_Task requirements_
Quote the whole listing verbatim.

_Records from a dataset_
******************************
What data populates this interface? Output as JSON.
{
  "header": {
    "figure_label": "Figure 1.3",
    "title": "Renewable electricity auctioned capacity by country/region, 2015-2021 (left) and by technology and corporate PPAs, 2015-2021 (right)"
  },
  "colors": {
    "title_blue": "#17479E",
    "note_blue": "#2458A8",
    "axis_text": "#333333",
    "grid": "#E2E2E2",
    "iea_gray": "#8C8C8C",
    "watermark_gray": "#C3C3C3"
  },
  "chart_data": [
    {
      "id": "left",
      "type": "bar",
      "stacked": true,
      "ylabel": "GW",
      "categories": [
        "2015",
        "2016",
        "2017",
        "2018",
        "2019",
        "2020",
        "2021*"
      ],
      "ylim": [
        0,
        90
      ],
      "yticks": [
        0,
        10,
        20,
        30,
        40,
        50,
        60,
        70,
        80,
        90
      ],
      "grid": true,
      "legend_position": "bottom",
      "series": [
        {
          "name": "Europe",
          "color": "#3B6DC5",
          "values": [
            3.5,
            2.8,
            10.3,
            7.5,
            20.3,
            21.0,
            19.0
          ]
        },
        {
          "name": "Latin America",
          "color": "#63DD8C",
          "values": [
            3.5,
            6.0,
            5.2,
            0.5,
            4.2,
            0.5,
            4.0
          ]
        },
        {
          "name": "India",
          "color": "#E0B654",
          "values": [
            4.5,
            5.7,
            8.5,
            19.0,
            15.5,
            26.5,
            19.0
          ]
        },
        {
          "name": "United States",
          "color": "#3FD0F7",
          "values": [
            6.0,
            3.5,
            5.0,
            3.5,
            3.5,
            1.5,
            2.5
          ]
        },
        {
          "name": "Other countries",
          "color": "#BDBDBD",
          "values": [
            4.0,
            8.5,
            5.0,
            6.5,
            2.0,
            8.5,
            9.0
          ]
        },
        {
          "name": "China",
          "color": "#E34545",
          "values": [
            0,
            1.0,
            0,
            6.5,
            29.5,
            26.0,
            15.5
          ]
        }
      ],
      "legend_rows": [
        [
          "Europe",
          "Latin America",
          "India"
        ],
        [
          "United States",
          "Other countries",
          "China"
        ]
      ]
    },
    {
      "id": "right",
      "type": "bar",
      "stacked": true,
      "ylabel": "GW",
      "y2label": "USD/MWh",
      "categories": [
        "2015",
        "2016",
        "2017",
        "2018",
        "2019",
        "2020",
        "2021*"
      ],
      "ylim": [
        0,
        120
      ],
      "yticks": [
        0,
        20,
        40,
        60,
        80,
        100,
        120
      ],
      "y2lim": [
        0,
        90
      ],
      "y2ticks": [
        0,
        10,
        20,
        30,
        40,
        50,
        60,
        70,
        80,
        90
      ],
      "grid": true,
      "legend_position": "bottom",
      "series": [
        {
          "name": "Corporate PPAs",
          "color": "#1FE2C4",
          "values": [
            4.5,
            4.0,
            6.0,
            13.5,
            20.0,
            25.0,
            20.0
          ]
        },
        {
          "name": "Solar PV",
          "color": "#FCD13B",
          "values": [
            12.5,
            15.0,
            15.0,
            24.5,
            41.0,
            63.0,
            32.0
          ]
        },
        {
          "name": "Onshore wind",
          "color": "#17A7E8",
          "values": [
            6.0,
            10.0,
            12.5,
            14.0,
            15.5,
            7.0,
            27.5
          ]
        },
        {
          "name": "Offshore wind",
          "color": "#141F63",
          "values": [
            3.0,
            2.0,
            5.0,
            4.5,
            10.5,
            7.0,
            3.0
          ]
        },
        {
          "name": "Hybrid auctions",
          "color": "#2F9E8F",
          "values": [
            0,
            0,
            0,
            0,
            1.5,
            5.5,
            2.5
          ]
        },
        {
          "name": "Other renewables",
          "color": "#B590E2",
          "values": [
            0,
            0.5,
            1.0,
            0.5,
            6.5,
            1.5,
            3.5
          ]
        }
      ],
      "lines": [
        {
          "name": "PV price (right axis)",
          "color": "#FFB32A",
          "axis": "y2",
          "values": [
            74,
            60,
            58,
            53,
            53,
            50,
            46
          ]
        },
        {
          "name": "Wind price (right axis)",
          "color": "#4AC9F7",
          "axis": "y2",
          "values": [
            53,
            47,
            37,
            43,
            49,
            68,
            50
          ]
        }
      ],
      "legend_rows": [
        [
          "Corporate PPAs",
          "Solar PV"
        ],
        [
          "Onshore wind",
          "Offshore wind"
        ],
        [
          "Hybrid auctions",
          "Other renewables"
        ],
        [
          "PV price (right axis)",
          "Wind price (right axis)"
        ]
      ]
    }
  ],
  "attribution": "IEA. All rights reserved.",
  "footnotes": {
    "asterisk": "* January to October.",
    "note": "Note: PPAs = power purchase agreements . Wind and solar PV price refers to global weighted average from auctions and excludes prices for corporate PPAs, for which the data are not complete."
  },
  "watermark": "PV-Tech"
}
******************************
_Written response_
What data populates this interface? Output as JSON.
{
  "header": {
    "figure_label": "Figure 1.3",
    "title": "Renewable electricity auctioned capacity by country/region, 2015-2021 (left) and by technology and corporate PPAs, 2015-2021 (right)"
  },
  "colors": {
    "title_blue": "#17479E",
    "note_blue": "#2458A8",
    "axis_text": "#333333",
    "grid": "#E2E2E2",
    "iea_gray": "#8C8C8C",
    "watermark_gray": "#C3C3C3"
  },
  "chart_data": [
    {
      "id": "left",
      "type": "bar",
      "stacked": true,
      "ylabel": "GW",
      "categories": [
        "2015",
        "2016",
        "2017",
        "2018",
        "2019",
        "2020",
        "2021*"
      ],
      "ylim": [
        0,
        90
      ],
      "yticks": [
        0,
        10,
        20,
        30,
        40,
        50,
        60,
        70,
        80,
        90
      ],
      "grid": true,
      "legend_position": "bottom",
      "series": [
        {
          "name": "Europe",
          "color": "#3B6DC5",
          "values": [
            3.5,
            2.8,
            10.3,
            7.5,
            20.3,
            21.0,
            19.0
          ]
        },
        {
          "name": "Latin America",
          "color": "#63DD8C",
          "values": [
            3.5,
            6.0,
            5.2,
            0.5,
            4.2,
            0.5,
            4.0
          ]
        },
        {
          "name": "India",
          "color": "#E0B654",
          "values": [
            4.5,
            5.7,
            8.5,
            19.0,
            15.5,
            26.5,
            19.0
          ]
        },
        {
          "name": "United States",
          "color": "#3FD0F7",
          "values": [
            6.0,
            3.5,
            5.0,
            3.5,
            3.5,
            1.5,
            2.5
          ]
        },
        {
          "name": "Other countries",
          "color": "#BDBDBD",
          "values": [
            4.0,
            8.5,
            5.0,
            6.5,
            2.0,
            8.5,
            9.0
          ]
        },
        {
          "name": "China",
          "color": "#E34545",
          "values": [
            0,
            1.0,
            0,
            6.5,
            29.5,
            26.0,
            15.5
          ]
        }
      ],
      "legend_rows": [
        [
          "Europe",
          "Latin America",
          "India"
        ],
        [
          "United States",
          "Other countries",
          "China"
        ]
      ]
    },
    {
      "id": "right",
      "type": "bar",
      "stacked": true,
      "ylabel": "GW",
      "y2label": "USD/MWh",
      "categories": [
        "2015",
        "2016",
        "2017",
        "2018",
        "2019",
        "2020",
        "2021*"
      ],
      "ylim": [
        0,
        120
      ],
      "yticks": [
        0,
        20,
        40,
        60,
        80,
        100,
        120
      ],
      "y2lim": [
        0,
        90
      ],
      "y2ticks": [
        0,
        10,
        20,
        30,
        40,
        50,
        60,
        70,
        80,
        90
      ],
      "grid": true,
      "legend_position": "bottom",
      "series": [
        {
          "name": "Corporate PPAs",
          "color": "#1FE2C4",
          "values": [
            4.5,
            4.0,
            6.0,
            13.5,
            20.0,
            25.0,
            20.0
          ]
        },
        {
          "name": "Solar PV",
          "color": "#FCD13B",
          "values": [
            12.5,
            15.0,
            15.0,
            24.5,
            41.0,
            63.0,
            32.0
          ]
        },
        {
          "name": "Onshore wind",
          "color": "#17A7E8",
          "values": [
            6.0,
            10.0,
            12.5,
            14.0,
            15.5,
            7.0,
            27.5
          ]
        },
        {
          "name": "Offshore wind",
          "color": "#141F63",
          "values": [
            3.0,
            2.0,
            5.0,
            4.5,
            10.5,
            7.0,
            3.0
          ]
        },
        {
          "name": "Hybrid auctions",
          "color": "#2F9E8F",
          "values": [
            0,
            0,
            0,
            0,
            1.5,
            5.5,
            2.5
          ]
        },
        {
          "name": "Other renewables",
          "color": "#B590E2",
          "values": [
            0,
            0.5,
            1.0,
            0.5,
            6.5,
            1.5,
            3.5
          ]
        }
      ],
      "lines": [
        {
          "name": "PV price (right axis)",
          "color": "#FFB32A",
          "axis": "y2",
          "values": [
            74,
            60,
            58,
            53,
            53,
            50,
            46
          ]
        },
        {
          "name": "Wind price (right axis)",
          "color": "#4AC9F7",
          "axis": "y2",
          "values": [
            53,
            47,
            37,
            43,
            49,
            68,
            50
          ]
        }
      ],
      "legend_rows": [
        [
          "Corporate PPAs",
          "Solar PV"
        ],
        [
          "Onshore wind",
          "Offshore wind"
        ],
        [
          "Hybrid auctions",
          "Other renewables"
        ],
        [
          "PV price (right axis)",
          "Wind price (right axis)"
        ]
      ]
    }
  ],
  "attribution": "IEA. All rights reserved.",
  "footnotes": {
    "asterisk": "* January to October.",
    "note": "Note: PPAs = power purchase agreements . Wind and solar PV price refers to global weighted average from auctions and excludes prices for corporate PPAs, for which the data are not complete."
  },
  "watermark": "PV-Tech"
}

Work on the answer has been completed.